#### PROBLEM STATEMENT:
Please give the listing again in its entirety, exactly as written.

++++++++++++++++++++

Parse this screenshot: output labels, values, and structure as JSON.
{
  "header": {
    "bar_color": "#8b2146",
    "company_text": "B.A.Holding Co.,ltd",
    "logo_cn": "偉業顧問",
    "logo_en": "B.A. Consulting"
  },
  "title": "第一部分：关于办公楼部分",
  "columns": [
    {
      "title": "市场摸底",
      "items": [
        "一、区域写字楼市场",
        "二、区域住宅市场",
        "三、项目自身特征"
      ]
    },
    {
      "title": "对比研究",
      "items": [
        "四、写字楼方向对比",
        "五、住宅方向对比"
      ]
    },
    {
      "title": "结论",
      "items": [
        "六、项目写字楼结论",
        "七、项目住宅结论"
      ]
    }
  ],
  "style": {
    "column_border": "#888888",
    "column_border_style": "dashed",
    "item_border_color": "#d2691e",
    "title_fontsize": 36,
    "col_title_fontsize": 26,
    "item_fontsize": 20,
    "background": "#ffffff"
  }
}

++++++++++++++++++++

#### ANSWER TO THIS TASK:
Parse this screenshot: output labels, values, and structure as JSON.
{
  "header": {
    "bar_color": "#8b2146",
    "company_text": "B.A.Holding Co.,ltd",
    "logo_cn": "偉業顧問",
    "logo_en": "B.A. Consulting"
  },
  "title": "第一部分：关于办公楼部分",
  "columns": [
    {
      "title": "市场摸底",
      "items": [
        "一、区域写字楼市场",
        "二、区域住宅市场",
        "三、项目自身特征"
      ]
    },
    {
      "title": "对比研究",
      "items": [
        "四、写字楼方向对比",
        "五、住宅方向对比"
      ]
    },
    {
      "title": "结论",
      "items": [
        "六、项目写字楼结论",
        "七、项目住宅结论"
      ]
    }
  ],
  "style": {
    "column_border": "#888888",
    "column_border_style": "dashed",
    "item_border_color": "#d2691e",
    "title_fontsize": 36,
    "col_title_fontsize": 26,
    "item_fontsize": 20,
    "background": "#ffffff"
  }
}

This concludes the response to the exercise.